-- Task directions --
Copy every record word for word.

Records excerpted from a collection
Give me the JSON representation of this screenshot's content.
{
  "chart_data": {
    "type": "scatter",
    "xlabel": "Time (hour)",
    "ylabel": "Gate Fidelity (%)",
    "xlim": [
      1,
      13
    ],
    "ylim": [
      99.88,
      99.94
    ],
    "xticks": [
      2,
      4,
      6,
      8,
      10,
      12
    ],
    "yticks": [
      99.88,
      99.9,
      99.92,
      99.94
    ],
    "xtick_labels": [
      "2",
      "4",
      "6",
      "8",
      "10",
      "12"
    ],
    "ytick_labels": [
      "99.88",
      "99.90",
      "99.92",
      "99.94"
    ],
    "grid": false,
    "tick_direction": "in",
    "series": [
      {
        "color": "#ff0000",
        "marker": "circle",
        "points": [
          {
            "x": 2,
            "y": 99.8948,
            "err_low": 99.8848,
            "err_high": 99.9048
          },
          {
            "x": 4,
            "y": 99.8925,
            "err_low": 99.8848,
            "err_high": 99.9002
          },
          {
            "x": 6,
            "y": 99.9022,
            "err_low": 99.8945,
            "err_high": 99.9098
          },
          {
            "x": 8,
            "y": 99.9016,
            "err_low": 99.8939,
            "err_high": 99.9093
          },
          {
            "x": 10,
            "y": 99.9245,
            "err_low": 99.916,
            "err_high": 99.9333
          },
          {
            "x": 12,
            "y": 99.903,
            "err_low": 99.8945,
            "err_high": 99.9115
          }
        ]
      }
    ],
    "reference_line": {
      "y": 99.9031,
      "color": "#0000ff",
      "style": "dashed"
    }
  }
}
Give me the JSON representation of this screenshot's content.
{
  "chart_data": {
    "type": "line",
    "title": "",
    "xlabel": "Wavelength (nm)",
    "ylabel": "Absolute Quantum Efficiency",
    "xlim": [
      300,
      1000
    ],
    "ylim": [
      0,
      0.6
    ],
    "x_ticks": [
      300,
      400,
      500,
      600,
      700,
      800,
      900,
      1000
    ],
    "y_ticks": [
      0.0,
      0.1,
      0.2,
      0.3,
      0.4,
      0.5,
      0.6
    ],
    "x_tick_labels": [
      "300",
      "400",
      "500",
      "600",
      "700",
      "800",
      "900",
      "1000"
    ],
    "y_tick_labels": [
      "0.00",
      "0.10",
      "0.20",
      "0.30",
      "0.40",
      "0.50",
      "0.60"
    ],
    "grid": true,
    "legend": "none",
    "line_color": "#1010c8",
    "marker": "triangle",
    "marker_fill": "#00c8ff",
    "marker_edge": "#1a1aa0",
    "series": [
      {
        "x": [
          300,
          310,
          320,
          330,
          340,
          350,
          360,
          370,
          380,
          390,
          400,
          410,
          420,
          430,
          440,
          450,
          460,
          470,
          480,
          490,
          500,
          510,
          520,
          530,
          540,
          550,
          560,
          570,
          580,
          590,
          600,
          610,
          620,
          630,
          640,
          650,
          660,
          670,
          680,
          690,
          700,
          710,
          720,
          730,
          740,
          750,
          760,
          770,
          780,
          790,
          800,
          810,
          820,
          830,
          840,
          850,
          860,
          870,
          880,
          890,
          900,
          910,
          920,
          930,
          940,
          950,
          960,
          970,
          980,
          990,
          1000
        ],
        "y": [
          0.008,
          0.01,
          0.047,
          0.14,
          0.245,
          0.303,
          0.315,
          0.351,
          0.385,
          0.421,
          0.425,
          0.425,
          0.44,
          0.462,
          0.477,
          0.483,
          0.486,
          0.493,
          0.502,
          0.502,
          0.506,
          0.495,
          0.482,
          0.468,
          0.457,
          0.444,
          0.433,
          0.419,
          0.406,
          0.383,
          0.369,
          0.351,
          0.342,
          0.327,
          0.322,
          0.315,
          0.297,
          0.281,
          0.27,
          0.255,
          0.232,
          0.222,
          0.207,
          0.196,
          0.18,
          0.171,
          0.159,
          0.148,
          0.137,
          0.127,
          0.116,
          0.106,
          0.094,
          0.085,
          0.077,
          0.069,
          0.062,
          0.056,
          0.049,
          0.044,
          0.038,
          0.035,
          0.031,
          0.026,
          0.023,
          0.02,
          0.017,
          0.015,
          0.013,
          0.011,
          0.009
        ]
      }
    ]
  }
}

-- Finished task --
Give me the JSON representation of this screenshot's content.
{
  "chart_data": {
    "type": "scatter",
    "xlabel": "Time (hour)",
    "ylabel": "Gate Fidelity (%)",
    "xlim": [
      1,
      13
    ],
    "ylim": [
      99.88,
      99.94
    ],
    "xticks": [
      2,
      4,
      6,
      8,
      10,
      12
    ],
    "yticks": [
      99.88,
      99.9,
      99.92,
      99.94
    ],
    "xtick_labels": [
      "2",
      "4",
      "6",
      "8",
      "10",
      "12"
    ],
    "ytick_labels": [
      "99.88",
      "99.90",
      "99.92",
      "99.94"
    ],
    "grid": false,
    "tick_direction": "in",
    "series": [
      {
        "color": "#ff0000",
        "marker": "circle",
        "points": [
          {
            "x": 2,
            "y": 99.8948,
            "err_low": 99.8848,
            "err_high": 99.9048
          },
          {
            "x": 4,
            "y": 99.8925,
            "err_low": 99.8848,
            "err_high": 99.9002
          },
          {
            "x": 6,
            "y": 99.9022,
            "err_low": 99.8945,
            "err_high": 99.9098
          },
          {
            "x": 8,
            "y": 99.9016,
            "err_low": 99.8939,
            "err_high": 99.9093
          },
          {
            "x": 10,
            "y": 99.9245,
            "err_low": 99.916,
            "err_high": 99.9333
          },
          {
            "x": 12,
            "y": 99.903,
            "err_low": 99.8945,
            "err_high": 99.9115
          }
        ]
      }
    ],
    "reference_line": {
      "y": 99.9031,
      "color": "#0000ff",
      "style": "dashed"
    }
  }
}
Give me the JSON representation of this screenshot's content.
{
  "chart_data": {
    "type": "line",
    "title": "",
    "xlabel": "Wavelength (nm)",
    "ylabel": "Absolute Quantum Efficiency",
    "xlim": [
      300,
      1000
    ],
    "ylim": [
      0,
      0.6
    ],
    "x_ticks": [
      300,
      400,
      500,
      600,
      700,
      800,
      900,
      1000
    ],
    "y_ticks": [
      0.0,
      0.1,
      0.2,
      0.3,
      0.4,
      0.5,
      0.6
    ],
    "x_tick_labels": [
      "300",
      "400",
      "500",
      "600",
      "700",
      "800",
      "900",
      "1000"
    ],
    "y_tick_labels": [
      "0.00",
      "0.10",
      "0.20",
      "0.30",
      "0.40",
      "0.50",
      "0.60"
    ],
    "grid": true,
    "legend": "none",
    "line_color": "#1010c8",
    "marker": "triangle",
    "marker_fill": "#00c8ff",
    "marker_edge": "#1a1aa0",
    "series": [
      {
        "x": [
          300,
          310,
          320,
          330,
          340,
          350,
          360,
          370,
          380,
          390,
          400,
          410,
          420,
          430,
          440,
          450,
          460,
          470,
          480,
          490,
          500,
          510,
          520,
          530,
          540,
          550,
          560,
          570,
          580,
          590,
          600,
          610,
          620,
          630,
          640,
          650,
          660,
          670,
          680,
          690,
          700,
          710,
          720,
          730,
          740,
          750,
          760,
          770,
          780,
          790,
          800,
          810,
          820,
          830,
          840,
          850,
          860,
          870,
          880,
          890,
          900,
          910,
          920,
          930,
          940,
          950,
          960,
          970,
          980,
          990,
          1000
        ],
        "y": [
          0.008,
          0.01,
          0.047,
          0.14,
          0.245,
          0.303,
          0.315,
          0.351,
          0.385,
          0.421,
          0.425,
          0.425,
          0.44,
          0.462,
          0.477,
          0.483,
          0.486,
          0.493,
          0.502,
          0.502,
          0.506,
          0.495,
          0.482,
          0.468,
          0.457,
          0.444,
          0.433,
          0.419,
          0.406,
          0.383,
          0.369,
          0.351,
          0.342,
          0.327,
          0.322,
          0.315,
          0.297,
          0.281,
          0.27,
          0.255,
          0.232,
          0.222,
          0.207,
          0.196,
          0.18,
          0.171,
          0.159,
          0.148,
          0.137,
          0.127,
          0.116,
          0.106,
          0.094,
          0.085,
          0.077,
          0.069,
          0.062,
          0.056,
          0.049,
          0.044,
          0.038,
          0.035,
          0.031,
          0.026,
          0.023,
          0.02,
          0.017,
          0.015,
          0.013,
          0.011,
          0.009
        ]
      }
    ]
  }
}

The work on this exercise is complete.